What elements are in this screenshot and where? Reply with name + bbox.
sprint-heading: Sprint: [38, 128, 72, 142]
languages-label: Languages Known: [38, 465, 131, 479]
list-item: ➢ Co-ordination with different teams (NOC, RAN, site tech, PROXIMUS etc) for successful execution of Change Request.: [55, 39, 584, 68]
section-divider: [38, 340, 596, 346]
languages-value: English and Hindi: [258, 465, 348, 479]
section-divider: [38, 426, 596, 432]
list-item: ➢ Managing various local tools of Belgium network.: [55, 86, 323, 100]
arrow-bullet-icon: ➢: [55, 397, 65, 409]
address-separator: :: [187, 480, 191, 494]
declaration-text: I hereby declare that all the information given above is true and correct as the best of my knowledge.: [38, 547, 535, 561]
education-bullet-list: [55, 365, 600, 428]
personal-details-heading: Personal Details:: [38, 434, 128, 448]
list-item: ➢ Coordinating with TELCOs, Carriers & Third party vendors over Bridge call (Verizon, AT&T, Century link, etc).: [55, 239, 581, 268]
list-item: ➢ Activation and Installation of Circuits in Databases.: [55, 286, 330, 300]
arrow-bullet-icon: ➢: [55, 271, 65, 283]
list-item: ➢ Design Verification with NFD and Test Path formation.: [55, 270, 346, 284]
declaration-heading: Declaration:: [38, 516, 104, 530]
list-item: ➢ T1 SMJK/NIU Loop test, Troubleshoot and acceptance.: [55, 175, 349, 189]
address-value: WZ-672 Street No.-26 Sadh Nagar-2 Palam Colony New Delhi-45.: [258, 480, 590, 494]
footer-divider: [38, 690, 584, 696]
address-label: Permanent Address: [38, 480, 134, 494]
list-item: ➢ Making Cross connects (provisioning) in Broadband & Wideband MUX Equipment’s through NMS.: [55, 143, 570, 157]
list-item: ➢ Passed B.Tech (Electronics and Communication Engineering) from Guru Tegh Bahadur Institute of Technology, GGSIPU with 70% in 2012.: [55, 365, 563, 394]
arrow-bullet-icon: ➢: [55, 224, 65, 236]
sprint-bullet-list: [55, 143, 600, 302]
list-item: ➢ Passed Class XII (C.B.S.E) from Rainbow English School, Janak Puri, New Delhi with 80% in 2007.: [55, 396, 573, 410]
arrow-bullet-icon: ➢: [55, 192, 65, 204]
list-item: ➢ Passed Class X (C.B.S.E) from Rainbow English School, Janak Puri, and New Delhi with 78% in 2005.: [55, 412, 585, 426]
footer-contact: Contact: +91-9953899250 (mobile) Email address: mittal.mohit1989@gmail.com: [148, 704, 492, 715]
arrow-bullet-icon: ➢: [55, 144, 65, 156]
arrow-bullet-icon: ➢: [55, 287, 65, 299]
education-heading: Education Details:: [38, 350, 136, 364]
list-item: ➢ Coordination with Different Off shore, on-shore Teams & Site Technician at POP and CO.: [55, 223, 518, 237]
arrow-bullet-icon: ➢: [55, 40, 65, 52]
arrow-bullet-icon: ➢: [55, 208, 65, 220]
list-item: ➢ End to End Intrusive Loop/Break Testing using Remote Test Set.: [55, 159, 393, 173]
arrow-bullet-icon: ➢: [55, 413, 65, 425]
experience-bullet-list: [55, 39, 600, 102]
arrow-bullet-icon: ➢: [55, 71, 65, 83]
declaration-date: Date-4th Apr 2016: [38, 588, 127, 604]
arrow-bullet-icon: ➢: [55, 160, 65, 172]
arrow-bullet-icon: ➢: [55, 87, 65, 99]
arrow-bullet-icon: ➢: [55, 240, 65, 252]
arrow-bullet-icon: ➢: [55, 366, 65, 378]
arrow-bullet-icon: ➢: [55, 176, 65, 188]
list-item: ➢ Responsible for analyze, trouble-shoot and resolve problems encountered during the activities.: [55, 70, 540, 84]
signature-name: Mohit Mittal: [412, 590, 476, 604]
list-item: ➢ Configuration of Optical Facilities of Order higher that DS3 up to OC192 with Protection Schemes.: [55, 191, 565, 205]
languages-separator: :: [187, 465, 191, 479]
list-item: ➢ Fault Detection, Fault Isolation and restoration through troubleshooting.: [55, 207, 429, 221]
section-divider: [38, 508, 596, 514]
--
Can you recast the stretch from the start of the data through the line that contains "languages-value: English and", including both ends, as a JSON list of strings with one string per line and no blank lines?

- **FINAL RESULT**:
[
  "What elements are in this screenshot and where? Reply with name + bbox.",
  "sprint-heading: Sprint: [38, 128, 72, 142]",
  "languages-label: Languages Known: [38, 465, 131, 479]",
  "list-item: ➢ Co-ordination with different teams (NOC, RAN, site tech, PROXIMUS etc) for successful execution of Change Request.: [55, 39, 584, 68]",
  "section-divider: [38, 340, 596, 346]",
  "languages-value: English and Hindi: [258, 465, 348, 479]"
]